Entries taken from a collection:
******************************
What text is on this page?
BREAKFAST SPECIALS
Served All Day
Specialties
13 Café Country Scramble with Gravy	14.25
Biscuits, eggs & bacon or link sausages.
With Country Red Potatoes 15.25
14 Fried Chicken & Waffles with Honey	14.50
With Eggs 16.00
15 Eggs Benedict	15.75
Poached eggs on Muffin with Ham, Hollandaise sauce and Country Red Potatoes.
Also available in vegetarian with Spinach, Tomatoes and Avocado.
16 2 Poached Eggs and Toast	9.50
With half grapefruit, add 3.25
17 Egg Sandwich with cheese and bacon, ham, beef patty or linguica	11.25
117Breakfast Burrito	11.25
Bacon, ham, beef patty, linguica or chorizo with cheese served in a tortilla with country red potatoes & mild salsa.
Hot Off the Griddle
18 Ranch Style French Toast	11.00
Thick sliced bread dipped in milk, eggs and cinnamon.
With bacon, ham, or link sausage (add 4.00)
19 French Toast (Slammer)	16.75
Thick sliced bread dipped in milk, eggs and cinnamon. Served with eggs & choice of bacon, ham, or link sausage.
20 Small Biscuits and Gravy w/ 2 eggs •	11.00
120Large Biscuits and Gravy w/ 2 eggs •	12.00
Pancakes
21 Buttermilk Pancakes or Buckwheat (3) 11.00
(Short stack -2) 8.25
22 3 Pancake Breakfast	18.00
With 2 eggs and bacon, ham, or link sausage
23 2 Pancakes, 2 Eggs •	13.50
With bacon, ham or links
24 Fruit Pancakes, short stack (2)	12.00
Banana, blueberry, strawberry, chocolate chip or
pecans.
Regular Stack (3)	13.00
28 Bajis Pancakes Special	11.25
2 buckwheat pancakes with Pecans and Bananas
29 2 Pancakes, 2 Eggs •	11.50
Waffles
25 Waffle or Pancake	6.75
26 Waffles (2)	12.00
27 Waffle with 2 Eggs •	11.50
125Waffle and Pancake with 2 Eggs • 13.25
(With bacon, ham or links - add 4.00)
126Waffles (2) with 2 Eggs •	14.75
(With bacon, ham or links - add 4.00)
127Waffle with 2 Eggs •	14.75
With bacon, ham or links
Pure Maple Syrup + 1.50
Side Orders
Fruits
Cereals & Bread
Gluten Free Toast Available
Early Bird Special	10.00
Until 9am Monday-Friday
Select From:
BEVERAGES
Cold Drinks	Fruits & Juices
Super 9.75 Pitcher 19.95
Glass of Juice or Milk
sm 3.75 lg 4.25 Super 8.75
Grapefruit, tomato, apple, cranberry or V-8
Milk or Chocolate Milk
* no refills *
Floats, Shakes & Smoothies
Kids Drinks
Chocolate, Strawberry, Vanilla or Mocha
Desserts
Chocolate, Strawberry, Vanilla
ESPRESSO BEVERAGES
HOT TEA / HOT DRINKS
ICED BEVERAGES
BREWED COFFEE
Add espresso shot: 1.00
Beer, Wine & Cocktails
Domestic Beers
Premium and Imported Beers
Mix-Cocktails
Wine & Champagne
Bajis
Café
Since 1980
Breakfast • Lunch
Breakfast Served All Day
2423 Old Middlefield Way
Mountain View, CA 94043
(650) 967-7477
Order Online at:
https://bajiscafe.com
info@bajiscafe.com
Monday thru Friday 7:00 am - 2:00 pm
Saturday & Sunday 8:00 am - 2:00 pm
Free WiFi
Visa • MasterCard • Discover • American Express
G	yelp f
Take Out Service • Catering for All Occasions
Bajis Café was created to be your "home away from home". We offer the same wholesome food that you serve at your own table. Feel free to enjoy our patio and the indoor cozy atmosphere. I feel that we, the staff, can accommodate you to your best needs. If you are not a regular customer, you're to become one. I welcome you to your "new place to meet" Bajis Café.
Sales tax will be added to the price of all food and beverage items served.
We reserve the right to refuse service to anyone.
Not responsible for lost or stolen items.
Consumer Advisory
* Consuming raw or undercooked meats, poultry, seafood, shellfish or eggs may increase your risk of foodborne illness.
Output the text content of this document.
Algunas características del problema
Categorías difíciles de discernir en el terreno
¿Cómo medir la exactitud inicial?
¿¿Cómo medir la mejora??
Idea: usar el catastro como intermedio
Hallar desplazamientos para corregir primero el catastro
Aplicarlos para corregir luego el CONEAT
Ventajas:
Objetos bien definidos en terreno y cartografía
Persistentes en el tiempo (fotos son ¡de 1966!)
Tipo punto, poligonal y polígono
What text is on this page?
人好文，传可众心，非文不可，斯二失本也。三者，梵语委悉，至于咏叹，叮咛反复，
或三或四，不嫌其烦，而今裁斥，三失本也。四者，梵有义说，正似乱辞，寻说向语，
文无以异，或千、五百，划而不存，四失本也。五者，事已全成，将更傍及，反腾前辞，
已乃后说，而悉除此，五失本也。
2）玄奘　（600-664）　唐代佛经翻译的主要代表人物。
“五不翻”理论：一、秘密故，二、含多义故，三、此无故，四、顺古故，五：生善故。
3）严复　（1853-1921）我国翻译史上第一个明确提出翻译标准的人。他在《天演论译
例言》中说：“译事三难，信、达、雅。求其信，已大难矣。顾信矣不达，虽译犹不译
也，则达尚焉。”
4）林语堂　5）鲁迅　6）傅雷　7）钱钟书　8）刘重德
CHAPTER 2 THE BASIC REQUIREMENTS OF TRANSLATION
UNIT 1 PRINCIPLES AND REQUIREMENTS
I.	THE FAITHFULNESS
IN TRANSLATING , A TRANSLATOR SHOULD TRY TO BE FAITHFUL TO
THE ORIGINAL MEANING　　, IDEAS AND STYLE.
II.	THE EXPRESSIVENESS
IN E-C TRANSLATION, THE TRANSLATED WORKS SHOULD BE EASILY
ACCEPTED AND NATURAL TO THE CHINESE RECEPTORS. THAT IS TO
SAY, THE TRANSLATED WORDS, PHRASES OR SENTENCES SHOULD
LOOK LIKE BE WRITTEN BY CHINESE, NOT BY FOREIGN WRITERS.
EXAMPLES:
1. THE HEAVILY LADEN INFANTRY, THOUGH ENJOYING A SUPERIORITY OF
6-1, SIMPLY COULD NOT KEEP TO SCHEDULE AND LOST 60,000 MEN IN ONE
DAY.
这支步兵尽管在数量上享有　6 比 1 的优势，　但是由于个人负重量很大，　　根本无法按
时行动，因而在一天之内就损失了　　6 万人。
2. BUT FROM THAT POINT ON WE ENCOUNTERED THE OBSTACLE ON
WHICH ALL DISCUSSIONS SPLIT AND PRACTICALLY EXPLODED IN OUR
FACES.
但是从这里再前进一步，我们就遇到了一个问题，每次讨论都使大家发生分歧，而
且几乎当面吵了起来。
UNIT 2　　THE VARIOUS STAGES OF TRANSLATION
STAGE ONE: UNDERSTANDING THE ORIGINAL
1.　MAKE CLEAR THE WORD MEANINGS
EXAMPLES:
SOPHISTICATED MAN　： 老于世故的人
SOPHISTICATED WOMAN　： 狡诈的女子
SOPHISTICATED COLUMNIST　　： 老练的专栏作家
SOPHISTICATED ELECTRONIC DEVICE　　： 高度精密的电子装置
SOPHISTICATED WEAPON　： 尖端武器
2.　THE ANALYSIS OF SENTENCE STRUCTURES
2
******************************
WHAT TO PRODUCE: Give the entries again in full, exactly as they are written.

COMPLETED TASK:
What text is on this page?
BREAKFAST SPECIALS
Served All Day
Specialties
13 Café Country Scramble with Gravy	14.25
Biscuits, eggs & bacon or link sausages.
With Country Red Potatoes 15.25
14 Fried Chicken & Waffles with Honey	14.50
With Eggs 16.00
15 Eggs Benedict	15.75
Poached eggs on Muffin with Ham, Hollandaise sauce and Country Red Potatoes.
Also available in vegetarian with Spinach, Tomatoes and Avocado.
16 2 Poached Eggs and Toast	9.50
With half grapefruit, add 3.25
17 Egg Sandwich with cheese and bacon, ham, beef patty or linguica	11.25
117Breakfast Burrito	11.25
Bacon, ham, beef patty, linguica or chorizo with cheese served in a tortilla with country red potatoes & mild salsa.
Hot Off the Griddle
18 Ranch Style French Toast	11.00
Thick sliced bread dipped in milk, eggs and cinnamon.
With bacon, ham, or link sausage (add 4.00)
19 French Toast (Slammer)	16.75
Thick sliced bread dipped in milk, eggs and cinnamon. Served with eggs & choice of bacon, ham, or link sausage.
20 Small Biscuits and Gravy w/ 2 eggs •	11.00
120Large Biscuits and Gravy w/ 2 eggs •	12.00
Pancakes
21 Buttermilk Pancakes or Buckwheat (3) 11.00
(Short stack -2) 8.25
22 3 Pancake Breakfast	18.00
With 2 eggs and bacon, ham, or link sausage
23 2 Pancakes, 2 Eggs •	13.50
With bacon, ham or links
24 Fruit Pancakes, short stack (2)	12.00
Banana, blueberry, strawberry, chocolate chip or
pecans.
Regular Stack (3)	13.00
28 Bajis Pancakes Special	11.25
2 buckwheat pancakes with Pecans and Bananas
29 2 Pancakes, 2 Eggs •	11.50
Waffles
25 Waffle or Pancake	6.75
26 Waffles (2)	12.00
27 Waffle with 2 Eggs •	11.50
125Waffle and Pancake with 2 Eggs • 13.25
(With bacon, ham or links - add 4.00)
126Waffles (2) with 2 Eggs •	14.75
(With bacon, ham or links - add 4.00)
127Waffle with 2 Eggs •	14.75
With bacon, ham or links
Pure Maple Syrup + 1.50
Side Orders
Fruits
Cereals & Bread
Gluten Free Toast Available
Early Bird Special	10.00
Until 9am Monday-Friday
Select From:
BEVERAGES
Cold Drinks	Fruits & Juices
Super 9.75 Pitcher 19.95
Glass of Juice or Milk
sm 3.75 lg 4.25 Super 8.75
Grapefruit, tomato, apple, cranberry or V-8
Milk or Chocolate Milk
* no refills *
Floats, Shakes & Smoothies
Kids Drinks
Chocolate, Strawberry, Vanilla or Mocha
Desserts
Chocolate, Strawberry, Vanilla
ESPRESSO BEVERAGES
HOT TEA / HOT DRINKS
ICED BEVERAGES
BREWED COFFEE
Add espresso shot: 1.00
Beer, Wine & Cocktails
Domestic Beers
Premium and Imported Beers
Mix-Cocktails
Wine & Champagne
Bajis
Café
Since 1980
Breakfast • Lunch
Breakfast Served All Day
2423 Old Middlefield Way
Mountain View, CA 94043
(650) 967-7477
Order Online at:
https://bajiscafe.com
info@bajiscafe.com
Monday thru Friday 7:00 am - 2:00 pm
Saturday & Sunday 8:00 am - 2:00 pm
Free WiFi
Visa • MasterCard • Discover • American Express
G	yelp f
Take Out Service • Catering for All Occasions
Bajis Café was created to be your "home away from home". We offer the same wholesome food that you serve at your own table. Feel free to enjoy our patio and the indoor cozy atmosphere. I feel that we, the staff, can accommodate you to your best needs. If you are not a regular customer, you're to become one. I welcome you to your "new place to meet" Bajis Café.
Sales tax will be added to the price of all food and beverage items served.
We reserve the right to refuse service to anyone.
Not responsible for lost or stolen items.
Consumer Advisory
* Consuming raw or undercooked meats, poultry, seafood, shellfish or eggs may increase your risk of foodborne illness.
Output the text content of this document.
Algunas características del problema
Categorías difíciles de discernir en el terreno
¿Cómo medir la exactitud inicial?
¿¿Cómo medir la mejora??
Idea: usar el catastro como intermedio
Hallar desplazamientos para corregir primero el catastro
Aplicarlos para corregir luego el CONEAT
Ventajas:
Objetos bien definidos en terreno y cartografía
Persistentes en el tiempo (fotos son ¡de 1966!)
Tipo punto, poligonal y polígono
What text is on this page?
人好文，传可众心，非文不可，斯二失本也。三者，梵语委悉，至于咏叹，叮咛反复，
或三或四，不嫌其烦，而今裁斥，三失本也。四者，梵有义说，正似乱辞，寻说向语，
文无以异，或千、五百，划而不存，四失本也。五者，事已全成，将更傍及，反腾前辞，
已乃后说，而悉除此，五失本也。
2）玄奘　（600-664）　唐代佛经翻译的主要代表人物。
“五不翻”理论：一、秘密故，二、含多义故，三、此无故，四、顺古故，五：生善故。
3）严复　（1853-1921）我国翻译史上第一个明确提出翻译标准的人。他在《天演论译
例言》中说：“译事三难，信、达、雅。求其信，已大难矣。顾信矣不达，虽译犹不译
也，则达尚焉。”
4）林语堂　5）鲁迅　6）傅雷　7）钱钟书　8）刘重德
CHAPTER 2 THE BASIC REQUIREMENTS OF TRANSLATION
UNIT 1 PRINCIPLES AND REQUIREMENTS
I.	THE FAITHFULNESS
IN TRANSLATING , A TRANSLATOR SHOULD TRY TO BE FAITHFUL TO
THE ORIGINAL MEANING　　, IDEAS AND STYLE.
II.	THE EXPRESSIVENESS
IN E-C TRANSLATION, THE TRANSLATED WORKS SHOULD BE EASILY
ACCEPTED AND NATURAL TO THE CHINESE RECEPTORS. THAT IS TO
SAY, THE TRANSLATED WORDS, PHRASES OR SENTENCES SHOULD
LOOK LIKE BE WRITTEN BY CHINESE, NOT BY FOREIGN WRITERS.
EXAMPLES:
1. THE HEAVILY LADEN INFANTRY, THOUGH ENJOYING A SUPERIORITY OF
6-1, SIMPLY COULD NOT KEEP TO SCHEDULE AND LOST 60,000 MEN IN ONE
DAY.
这支步兵尽管在数量上享有　6 比 1 的优势，　但是由于个人负重量很大，　　根本无法按
时行动，因而在一天之内就损失了　　6 万人。
2. BUT FROM THAT POINT ON WE ENCOUNTERED THE OBSTACLE ON
WHICH ALL DISCUSSIONS SPLIT AND PRACTICALLY EXPLODED IN OUR
FACES.
但是从这里再前进一步，我们就遇到了一个问题，每次讨论都使大家发生分歧，而
且几乎当面吵了起来。
UNIT 2　　THE VARIOUS STAGES OF TRANSLATION
STAGE ONE: UNDERSTANDING THE ORIGINAL
1.　MAKE CLEAR THE WORD MEANINGS
EXAMPLES:
SOPHISTICATED MAN　： 老于世故的人
SOPHISTICATED WOMAN　： 狡诈的女子
SOPHISTICATED COLUMNIST　　： 老练的专栏作家
SOPHISTICATED ELECTRONIC DEVICE　　： 高度精密的电子装置
SOPHISTICATED WEAPON　： 尖端武器
2.　THE ANALYSIS OF SENTENCE STRUCTURES
2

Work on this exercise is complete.